Provide only the number of lines in the data below that contain the string "Обладнання".

_Input records:_

——

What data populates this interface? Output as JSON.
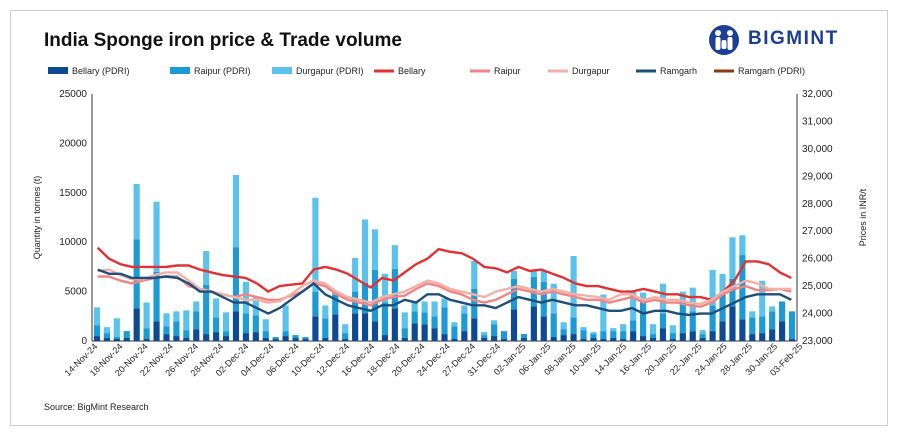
{
  "header": {
    "title": "India Sponge iron price & Trade volume",
    "brand": "BIGMINT"
  },
  "footer": {
    "source": "Source: BigMint Research"
  },
  "colors": {
    "bellary_bar": "#0d4a93",
    "raipur_bar": "#1c9ad6",
    "durgapur_bar": "#5bc3eb",
    "bellary_line": "#e03232",
    "raipur_line": "#ef8585",
    "durgapur_line": "#f2b0a6",
    "ramgarh_line": "#1f4e79",
    "ramgarh_pdri": "#8b3a0e",
    "brand": "#1b3f94"
  },
  "chart_data": {
    "type": "bar+line",
    "ylabel": "Quantity in tonnes (t)",
    "y2label": "Prices in INR/t",
    "ylim": [
      0,
      25000
    ],
    "y2lim": [
      23000,
      32000
    ],
    "yticks": [
      "0",
      "5000",
      "10000",
      "15000",
      "20000",
      "25000"
    ],
    "y2ticks": [
      "23,000",
      "24,000",
      "25,000",
      "26,000",
      "27,000",
      "28,000",
      "29,000",
      "30,000",
      "31,000",
      "32,000"
    ],
    "x_tick_labels": [
      "14-Nov-24",
      "18-Nov-24",
      "20-Nov-24",
      "22-Nov-24",
      "26-Nov-24",
      "28-Nov-24",
      "02-Dec-24",
      "04-Dec-24",
      "06-Dec-24",
      "10-Dec-24",
      "12-Dec-24",
      "16-Dec-24",
      "18-Dec-24",
      "20-Dec-24",
      "24-Dec-24",
      "27-Dec-24",
      "31-Dec-24",
      "02-Jan-25",
      "06-Jan-25",
      "08-Jan-25",
      "10-Jan-25",
      "14-Jan-25",
      "16-Jan-25",
      "20-Jan-25",
      "22-Jan-25",
      "24-Jan-25",
      "28-Jan-25",
      "30-Jan-25",
      "03-Feb-25"
    ],
    "legend": [
      {
        "name": "Bellary (PDRI)",
        "kind": "bar",
        "color": "#0d4a93"
      },
      {
        "name": "Raipur (PDRI)",
        "kind": "bar",
        "color": "#1c9ad6"
      },
      {
        "name": "Durgapur (PDRI)",
        "kind": "bar",
        "color": "#5bc3eb"
      },
      {
        "name": "Bellary",
        "kind": "line",
        "color": "#e03232"
      },
      {
        "name": "Raipur",
        "kind": "line",
        "color": "#ef8585"
      },
      {
        "name": "Durgapur",
        "kind": "line",
        "color": "#f2b0a6"
      },
      {
        "name": "Ramgarh",
        "kind": "line",
        "color": "#1f4e79"
      },
      {
        "name": "Ramgarh (PDRI)",
        "kind": "line",
        "color": "#8b3a0e"
      }
    ],
    "bar_series": [
      {
        "name": "Bellary (PDRI)",
        "values": [
          500,
          300,
          200,
          300,
          3300,
          200,
          2000,
          700,
          500,
          300,
          1200,
          700,
          900,
          500,
          3000,
          800,
          900,
          300,
          200,
          500,
          300,
          200,
          2500,
          300,
          2700,
          200,
          2800,
          2800,
          2000,
          600,
          3300,
          300,
          1800,
          1700,
          1300,
          700,
          200,
          1000,
          2300,
          300,
          500,
          200,
          3200,
          300,
          3500,
          2500,
          400,
          600,
          700,
          200,
          300,
          200,
          300,
          200,
          1000,
          500,
          300,
          1300,
          200,
          800,
          1000,
          300,
          1000,
          2000,
          3500,
          2200,
          700,
          800,
          1200,
          2000,
          200
        ]
      },
      {
        "name": "Raipur (PDRI)",
        "values": [
          1100,
          500,
          200,
          700,
          7000,
          1100,
          5000,
          800,
          1500,
          800,
          1800,
          5000,
          1500,
          500,
          6500,
          2000,
          1700,
          700,
          200,
          500,
          300,
          200,
          2500,
          2000,
          2000,
          600,
          2200,
          3100,
          5200,
          3300,
          4000,
          1000,
          1200,
          1200,
          1200,
          2700,
          1300,
          1800,
          3000,
          300,
          1200,
          800,
          3100,
          400,
          3000,
          3500,
          2400,
          600,
          1700,
          900,
          400,
          800,
          700,
          800,
          1100,
          3400,
          400,
          1500,
          600,
          3100,
          2000,
          400,
          2600,
          2900,
          2800,
          6500,
          1700,
          1700,
          1800,
          2000,
          2800
        ]
      },
      {
        "name": "Durgapur (PDRI)",
        "values": [
          1800,
          600,
          1900,
          0,
          5600,
          2600,
          7100,
          1300,
          1000,
          2000,
          1000,
          3400,
          1900,
          1900,
          7300,
          3200,
          1800,
          1200,
          0,
          2600,
          0,
          0,
          9500,
          1300,
          300,
          900,
          3400,
          6400,
          4100,
          2900,
          2400,
          1600,
          1000,
          1100,
          1500,
          900,
          400,
          800,
          2800,
          300,
          400,
          0,
          800,
          0,
          700,
          1200,
          3000,
          700,
          6200,
          300,
          200,
          3700,
          300,
          700,
          3000,
          1000,
          1000,
          3000,
          800,
          1100,
          2400,
          400,
          3600,
          1900,
          4200,
          2000,
          600,
          3600,
          500,
          0,
          0
        ]
      }
    ],
    "line_series": [
      {
        "name": "Bellary",
        "values": [
          26400,
          26000,
          25800,
          25700,
          25700,
          25700,
          25700,
          25750,
          25750,
          25600,
          25500,
          25400,
          25350,
          25300,
          25100,
          24800,
          25000,
          25050,
          25100,
          25600,
          25700,
          25600,
          25450,
          25200,
          24950,
          25300,
          25200,
          25500,
          25800,
          26000,
          26350,
          26250,
          26200,
          26000,
          25700,
          25650,
          25500,
          25700,
          25550,
          25600,
          25450,
          25300,
          25100,
          25000,
          25000,
          24900,
          24800,
          24800,
          24900,
          24800,
          24700,
          24700,
          24600,
          24600,
          24500,
          24800,
          25200,
          25900,
          25900,
          25800,
          25500,
          25300,
          null,
          null,
          null,
          null,
          null,
          null,
          null,
          null,
          null
        ]
      },
      {
        "name": "Raipur",
        "values": [
          25350,
          25350,
          25200,
          25100,
          25200,
          25300,
          25350,
          25350,
          25000,
          24900,
          24800,
          24700,
          24600,
          24700,
          24600,
          24500,
          24500,
          24650,
          24800,
          25100,
          25000,
          24700,
          24500,
          24400,
          24300,
          24500,
          24600,
          24650,
          24900,
          25100,
          25000,
          24800,
          24700,
          24500,
          24400,
          24500,
          24700,
          24900,
          24800,
          24700,
          24800,
          24700,
          24600,
          24500,
          24500,
          24400,
          24500,
          24600,
          24400,
          24500,
          24400,
          24400,
          24300,
          24250,
          24400,
          24700,
          24900,
          25000,
          24850,
          24850,
          24900,
          24800,
          null,
          null,
          null,
          null,
          null,
          null,
          null,
          null,
          null
        ]
      },
      {
        "name": "Durgapur",
        "values": [
          25550,
          25600,
          25400,
          25250,
          25250,
          25400,
          25500,
          25500,
          25200,
          24900,
          24800,
          24700,
          24600,
          24500,
          24500,
          24400,
          24450,
          24700,
          25000,
          25200,
          25100,
          24800,
          24600,
          24500,
          24400,
          24600,
          24700,
          24800,
          25000,
          25200,
          25100,
          24900,
          24800,
          24700,
          24600,
          24800,
          24900,
          25000,
          24900,
          24800,
          24900,
          24800,
          24700,
          24650,
          24600,
          24500,
          24700,
          24700,
          24500,
          24600,
          24500,
          24500,
          24400,
          24350,
          24500,
          24800,
          25000,
          25200,
          25100,
          24900,
          24900,
          24900,
          null,
          null,
          null,
          null,
          null,
          null,
          null,
          null,
          null
        ]
      },
      {
        "name": "Ramgarh",
        "values": [
          25600,
          25450,
          25450,
          25300,
          25300,
          25300,
          25350,
          25300,
          25100,
          24800,
          24800,
          24600,
          24400,
          24400,
          24200,
          24000,
          24200,
          24500,
          24800,
          25100,
          24700,
          24500,
          24300,
          24200,
          24100,
          24300,
          24300,
          24500,
          24400,
          24700,
          24700,
          24500,
          24400,
          24300,
          24300,
          24200,
          24400,
          24600,
          24500,
          24400,
          24500,
          24400,
          24300,
          24300,
          24200,
          24100,
          24100,
          24200,
          24000,
          24100,
          24100,
          24000,
          23950,
          24000,
          24000,
          24200,
          24400,
          24600,
          24700,
          24700,
          24700,
          24500,
          null,
          null,
          null,
          null,
          null,
          null,
          null,
          null,
          null
        ]
      },
      {
        "name": "Ramgarh (PDRI)",
        "values": []
      }
    ]
  }
}
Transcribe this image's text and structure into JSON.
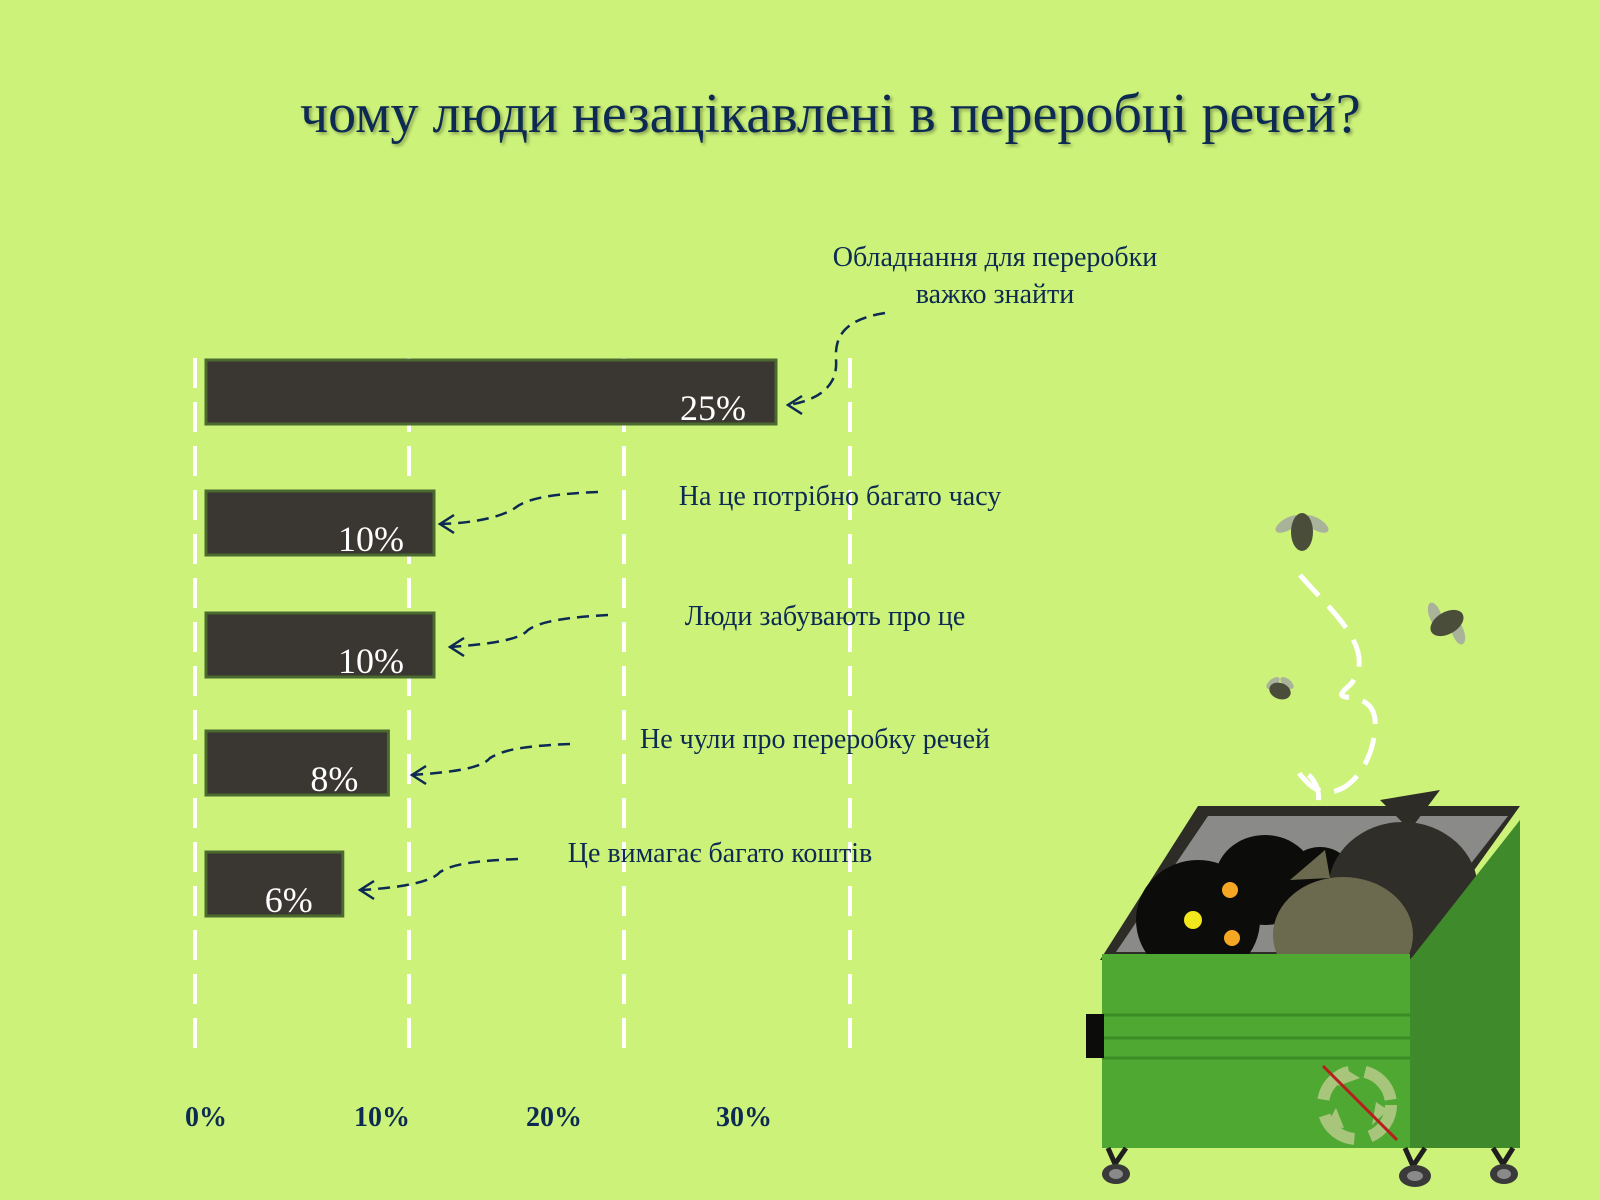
{
  "title": "чому люди незацікавлені в переробці речей?",
  "colors": {
    "background": "#ccf27a",
    "bar": "#3a3632",
    "bar_border": "#4b6a2f",
    "text": "#0c2a52",
    "grid": "#ffffff"
  },
  "chart_data": {
    "type": "bar",
    "orientation": "horizontal",
    "categories": [
      "Обладнання для переробки важко знайти",
      "На це потрібно багато часу",
      "Люди забувають про це",
      "Не чули про переробку речей",
      "Це вимагає багато коштів"
    ],
    "category_lines": [
      [
        "Обладнання для переробки",
        "важко знайти"
      ],
      [
        "На це потрібно багато часу"
      ],
      [
        "Люди забувають про це"
      ],
      [
        "Не чули про переробку речей"
      ],
      [
        "Це вимагає багато коштів"
      ]
    ],
    "values": [
      25,
      10,
      10,
      8,
      6
    ],
    "data_labels": [
      "25%",
      "10%",
      "10%",
      "8%",
      "6%"
    ],
    "xticks": [
      "0%",
      "10%",
      "20%",
      "30%"
    ],
    "xlim": [
      0,
      30
    ],
    "grid": true,
    "grid_style": "dashed",
    "legend": "none",
    "title": "чому люди незацікавлені в переробці речей?"
  },
  "illustration": {
    "icons": [
      "dumpster-icon",
      "trash-bag-icon",
      "fly-icon",
      "recycle-icon"
    ]
  }
}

——

_Correct answer:_ 2